▶ PROBLEM STATEMENT
Rewrite the entries below, changing every "avatar-image" to "profile-image" and keeping everything else the same, and leave the pictures out of your answer.

▶ SUPPLIED ENTRIES
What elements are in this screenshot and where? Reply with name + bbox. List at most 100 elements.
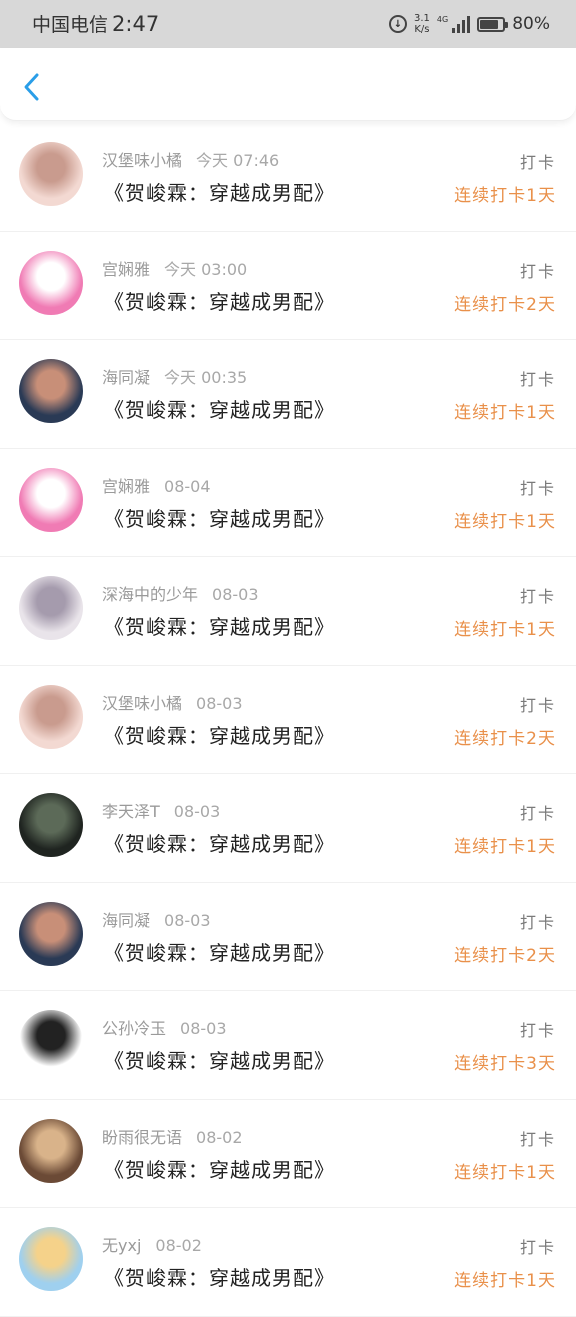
user-meta: 深海中的少年 08-03 [102, 581, 259, 605]
avatar-image [19, 250, 83, 315]
streak-badge: 连续打卡2天 [454, 945, 556, 966]
battery-label: 80% [512, 14, 550, 34]
streak-badge: 连续打卡1天 [454, 1271, 556, 1291]
username[interactable]: 汉堡味小橘 [102, 151, 182, 170]
list-item[interactable]: 无yxj 08-02 《贺峻霖：穿越成男配》 打卡连续打卡1天 [0, 1208, 576, 1317]
avatar-image [19, 793, 83, 857]
avatar-image [19, 1118, 83, 1183]
book-title[interactable]: 《贺峻霖：穿越成男配》 [104, 1262, 335, 1291]
list-item[interactable]: 宫娴雅 今天 03:00 《贺峻霖：穿越成男配》 打卡连续打卡2天 [0, 232, 576, 340]
post-date: 08-02 [155, 1236, 202, 1255]
user-meta: 宫娴雅 08-04 [102, 473, 211, 497]
username[interactable]: 无yxj [102, 1236, 141, 1255]
user-meta: 汉堡味小橘 今天 07:46 [102, 147, 279, 171]
checkin-label: 打卡 [519, 153, 556, 172]
post-date: 08-03 [212, 585, 259, 604]
post-date: 08-02 [196, 1127, 243, 1147]
streak-badge: 连续打卡1天 [454, 186, 556, 206]
avatar-image [19, 142, 83, 206]
list-item[interactable]: 海同凝 08-03 《贺峻霖：穿越成男配》 打卡 连续打卡2天 [0, 883, 576, 991]
user-meta: 盼雨很无语 08-02 [102, 1124, 243, 1148]
back-button[interactable] [14, 70, 48, 104]
avatar[interactable] [19, 142, 83, 206]
status-left: 中国电信 2:47 [32, 10, 159, 39]
user-meta: 宫娴雅 今天 03:00 [102, 256, 247, 280]
avatar[interactable] [19, 1227, 83, 1291]
checkin-label: 打卡 [519, 1238, 556, 1257]
avatar-image [19, 684, 83, 749]
checkin-label: 打卡 [519, 478, 556, 498]
streak-badge: 连续打卡3天 [454, 1054, 556, 1074]
list-item[interactable]: 盼雨很无语 08-02 《贺峻霖：穿越成男配》 打卡连续打卡1天 [0, 1100, 576, 1208]
carrier-label: 中国电信 [32, 14, 109, 36]
network-type: 4G [436, 15, 449, 24]
avatar[interactable] [19, 901, 83, 966]
avatar-image [19, 359, 83, 423]
post-date: 今天 03:00 [164, 259, 248, 279]
username[interactable]: 李天泽T [102, 802, 160, 821]
user-meta: 公孙冷玉 08-03 [102, 1015, 227, 1039]
list-item[interactable]: 汉堡味小橘 今天 07:46 《贺峻霖：穿越成男配》 打卡连续打卡1天 [0, 123, 576, 232]
book-title[interactable]: 《贺峻霖：穿越成男配》 [104, 611, 335, 640]
streak-badge: 连续打卡1天 [454, 837, 556, 857]
avatar-image [19, 1227, 83, 1291]
checkin-list: 汉堡味小橘 今天 07:46 《贺峻霖：穿越成男配》 打卡 连续打卡1天 宫娴雅 今天 03… [0, 123, 576, 1317]
book-title[interactable]: 《贺峻霖：穿越成男配》 [104, 937, 335, 966]
speed-unit: K/s [414, 24, 430, 35]
username[interactable]: 海同凝 [102, 911, 150, 930]
data-saver-icon: ↓ [389, 15, 407, 33]
avatar-image [19, 1010, 83, 1074]
avatar[interactable] [19, 793, 83, 857]
list-item[interactable]: 海同凝 今天 00:35 《贺峻霖：穿越成男配》 打卡连续打卡1天 [0, 340, 576, 449]
book-title[interactable]: 《贺峻霖：穿越成男配》 [104, 1154, 335, 1183]
username[interactable]: 公孙冷玉 [102, 1019, 166, 1038]
avatar[interactable] [19, 576, 83, 640]
post-date: 08-03 [196, 693, 243, 713]
avatar[interactable] [19, 250, 83, 315]
book-title[interactable]: 《贺峻霖：穿越成男配》 [104, 1045, 335, 1074]
username[interactable]: 盼雨很无语 [102, 1128, 182, 1147]
streak-badge: 连续打卡1天 [454, 1162, 556, 1183]
avatar[interactable] [19, 684, 83, 749]
list-item[interactable]: 深海中的少年 08-03 《贺峻霖：穿越成男配》 打卡 连续打卡1天 [0, 557, 576, 666]
avatar[interactable] [19, 467, 83, 532]
post-date: 08-03 [164, 910, 211, 930]
avatar[interactable] [19, 1010, 83, 1074]
streak-badge: 连续打卡1天 [454, 403, 556, 423]
book-title[interactable]: 《贺峻霖：穿越成男配》 [104, 828, 335, 857]
post-date: 今天 07:46 [196, 151, 280, 170]
checkin-label: 打卡 [519, 695, 556, 715]
checkin-label: 打卡 [519, 804, 556, 823]
list-item[interactable]: 汉堡味小橘 08-03 《贺峻霖：穿越成男配》 打卡连续打卡2天 [0, 666, 576, 774]
avatar-image [19, 467, 83, 532]
checkin-label: 打卡 [519, 261, 556, 281]
username[interactable]: 深海中的少年 [102, 585, 198, 604]
list-item[interactable]: 宫娴雅 08-04 《贺峻霖：穿越成男配》 打卡连续打卡1天 [0, 449, 576, 557]
checkin-label: 打卡 [519, 370, 556, 389]
user-meta: 海同凝 今天 00:35 [102, 364, 247, 388]
checkin-label: 打卡 [519, 1129, 556, 1149]
username[interactable]: 宫娴雅 [102, 477, 150, 496]
book-title[interactable]: 《贺峻霖：穿越成男配》 [104, 177, 335, 206]
list-item[interactable]: 公孙冷玉 08-03 《贺峻霖：穿越成男配》 打卡 连续打卡3天 [0, 991, 576, 1100]
streak-badge: 连续打卡2天 [454, 728, 556, 749]
battery-fill [480, 19, 498, 29]
book-title[interactable]: 《贺峻霖：穿越成男配》 [104, 720, 335, 749]
username[interactable]: 海同凝 [102, 368, 150, 387]
avatar[interactable] [19, 359, 83, 423]
battery-icon [477, 16, 509, 32]
list-item[interactable]: 李天泽T 08-03 《贺峻霖：穿越成男配》 打卡 连续打卡1天 [0, 774, 576, 883]
book-title[interactable]: 《贺峻霖：穿越成男配》 [104, 286, 335, 315]
avatar-image [19, 901, 83, 966]
avatar[interactable] [19, 1118, 83, 1183]
book-title[interactable]: 《贺峻霖：穿越成男配》 [104, 394, 335, 423]
chevron-left-icon [24, 73, 39, 101]
top-nav-bar [0, 48, 576, 121]
streak-badge: 连续打卡1天 [454, 511, 556, 532]
username[interactable]: 宫娴雅 [102, 260, 150, 279]
network-speed: 3.1 K/s [414, 13, 430, 35]
username[interactable]: 汉堡味小橘 [102, 694, 182, 713]
streak-badge: 连续打卡2天 [454, 294, 556, 315]
book-title[interactable]: 《贺峻霖：穿越成男配》 [104, 503, 335, 532]
avatar-image [19, 576, 83, 640]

▶ ANSWER TO THE EXERCISE
What elements are in this screenshot and where? Reply with name + bbox. List at most 100 elements.
user-meta: 深海中的少年 08-03 [102, 581, 259, 605]
profile-image [19, 250, 83, 315]
streak-badge: 连续打卡2天 [454, 945, 556, 966]
battery-label: 80% [512, 14, 550, 34]
streak-badge: 连续打卡1天 [454, 1271, 556, 1291]
username[interactable]: 汉堡味小橘 [102, 151, 182, 170]
list-item[interactable]: 无yxj 08-02 《贺峻霖：穿越成男配》 打卡连续打卡1天 [0, 1208, 576, 1317]
profile-image [19, 793, 83, 857]
profile-image [19, 1118, 83, 1183]
book-title[interactable]: 《贺峻霖：穿越成男配》 [104, 1262, 335, 1291]
list-item[interactable]: 宫娴雅 今天 03:00 《贺峻霖：穿越成男配》 打卡连续打卡2天 [0, 232, 576, 340]
post-date: 08-02 [155, 1236, 202, 1255]
user-meta: 宫娴雅 08-04 [102, 473, 211, 497]
username[interactable]: 无yxj [102, 1236, 141, 1255]
user-meta: 汉堡味小橘 今天 07:46 [102, 147, 279, 171]
checkin-label: 打卡 [519, 153, 556, 172]
post-date: 08-03 [212, 585, 259, 604]
post-date: 08-02 [196, 1127, 243, 1147]
streak-badge: 连续打卡1天 [454, 186, 556, 206]
profile-image [19, 142, 83, 206]
list-item[interactable]: 海同凝 08-03 《贺峻霖：穿越成男配》 打卡 连续打卡2天 [0, 883, 576, 991]
user-meta: 盼雨很无语 08-02 [102, 1124, 243, 1148]
back-button[interactable] [14, 70, 48, 104]
avatar[interactable] [19, 142, 83, 206]
status-left: 中国电信 2:47 [32, 10, 159, 39]
user-meta: 宫娴雅 今天 03:00 [102, 256, 247, 280]
avatar[interactable] [19, 1227, 83, 1291]
checkin-label: 打卡 [519, 1238, 556, 1257]
profile-image [19, 684, 83, 749]
checkin-label: 打卡 [519, 478, 556, 498]
streak-badge: 连续打卡3天 [454, 1054, 556, 1074]
list-item[interactable]: 盼雨很无语 08-02 《贺峻霖：穿越成男配》 打卡连续打卡1天 [0, 1100, 576, 1208]
carrier-label: 中国电信 [32, 14, 109, 36]
network-type: 4G [436, 15, 449, 24]
avatar[interactable] [19, 901, 83, 966]
profile-image [19, 359, 83, 423]
post-date: 今天 03:00 [164, 259, 248, 279]
username[interactable]: 李天泽T [102, 802, 160, 821]
user-meta: 公孙冷玉 08-03 [102, 1015, 227, 1039]
list-item[interactable]: 汉堡味小橘 今天 07:46 《贺峻霖：穿越成男配》 打卡连续打卡1天 [0, 123, 576, 232]
book-title[interactable]: 《贺峻霖：穿越成男配》 [104, 611, 335, 640]
streak-badge: 连续打卡1天 [454, 837, 556, 857]
profile-image [19, 1227, 83, 1291]
checkin-list: 汉堡味小橘 今天 07:46 《贺峻霖：穿越成男配》 打卡 连续打卡1天 宫娴雅 今天 03… [0, 123, 576, 1317]
book-title[interactable]: 《贺峻霖：穿越成男配》 [104, 937, 335, 966]
speed-unit: K/s [414, 24, 430, 35]
username[interactable]: 海同凝 [102, 911, 150, 930]
data-saver-icon: ↓ [389, 15, 407, 33]
profile-image [19, 1010, 83, 1074]
avatar[interactable] [19, 793, 83, 857]
list-item[interactable]: 海同凝 今天 00:35 《贺峻霖：穿越成男配》 打卡连续打卡1天 [0, 340, 576, 449]
book-title[interactable]: 《贺峻霖：穿越成男配》 [104, 1154, 335, 1183]
username[interactable]: 公孙冷玉 [102, 1019, 166, 1038]
avatar[interactable] [19, 576, 83, 640]
post-date: 08-03 [196, 693, 243, 713]
avatar[interactable] [19, 250, 83, 315]
book-title[interactable]: 《贺峻霖：穿越成男配》 [104, 1045, 335, 1074]
username[interactable]: 盼雨很无语 [102, 1128, 182, 1147]
streak-badge: 连续打卡1天 [454, 1162, 556, 1183]
avatar[interactable] [19, 684, 83, 749]
list-item[interactable]: 深海中的少年 08-03 《贺峻霖：穿越成男配》 打卡 连续打卡1天 [0, 557, 576, 666]
avatar[interactable] [19, 467, 83, 532]
post-date: 08-03 [164, 910, 211, 930]
avatar[interactable] [19, 1010, 83, 1074]
streak-badge: 连续打卡1天 [454, 403, 556, 423]
book-title[interactable]: 《贺峻霖：穿越成男配》 [104, 828, 335, 857]
post-date: 今天 07:46 [196, 151, 280, 170]
checkin-label: 打卡 [519, 695, 556, 715]
checkin-label: 打卡 [519, 804, 556, 823]
list-item[interactable]: 汉堡味小橘 08-03 《贺峻霖：穿越成男配》 打卡连续打卡2天 [0, 666, 576, 774]
profile-image [19, 467, 83, 532]
checkin-label: 打卡 [519, 261, 556, 281]
username[interactable]: 深海中的少年 [102, 585, 198, 604]
list-item[interactable]: 宫娴雅 08-04 《贺峻霖：穿越成男配》 打卡连续打卡1天 [0, 449, 576, 557]
checkin-label: 打卡 [519, 370, 556, 389]
user-meta: 海同凝 今天 00:35 [102, 364, 247, 388]
checkin-label: 打卡 [519, 1129, 556, 1149]
username[interactable]: 宫娴雅 [102, 477, 150, 496]
book-title[interactable]: 《贺峻霖：穿越成男配》 [104, 177, 335, 206]
list-item[interactable]: 公孙冷玉 08-03 《贺峻霖：穿越成男配》 打卡 连续打卡3天 [0, 991, 576, 1100]
streak-badge: 连续打卡2天 [454, 728, 556, 749]
battery-fill [480, 19, 498, 29]
book-title[interactable]: 《贺峻霖：穿越成男配》 [104, 720, 335, 749]
username[interactable]: 海同凝 [102, 368, 150, 387]
avatar[interactable] [19, 359, 83, 423]
battery-icon [477, 16, 509, 32]
list-item[interactable]: 李天泽T 08-03 《贺峻霖：穿越成男配》 打卡 连续打卡1天 [0, 774, 576, 883]
book-title[interactable]: 《贺峻霖：穿越成男配》 [104, 286, 335, 315]
profile-image [19, 901, 83, 966]
avatar[interactable] [19, 1118, 83, 1183]
book-title[interactable]: 《贺峻霖：穿越成男配》 [104, 394, 335, 423]
chevron-left-icon [24, 73, 39, 101]
top-nav-bar [0, 48, 576, 121]
streak-badge: 连续打卡1天 [454, 511, 556, 532]
username[interactable]: 宫娴雅 [102, 260, 150, 279]
network-speed: 3.1 K/s [414, 13, 430, 35]
username[interactable]: 汉堡味小橘 [102, 694, 182, 713]
streak-badge: 连续打卡2天 [454, 294, 556, 315]
book-title[interactable]: 《贺峻霖：穿越成男配》 [104, 503, 335, 532]
profile-image [19, 576, 83, 640]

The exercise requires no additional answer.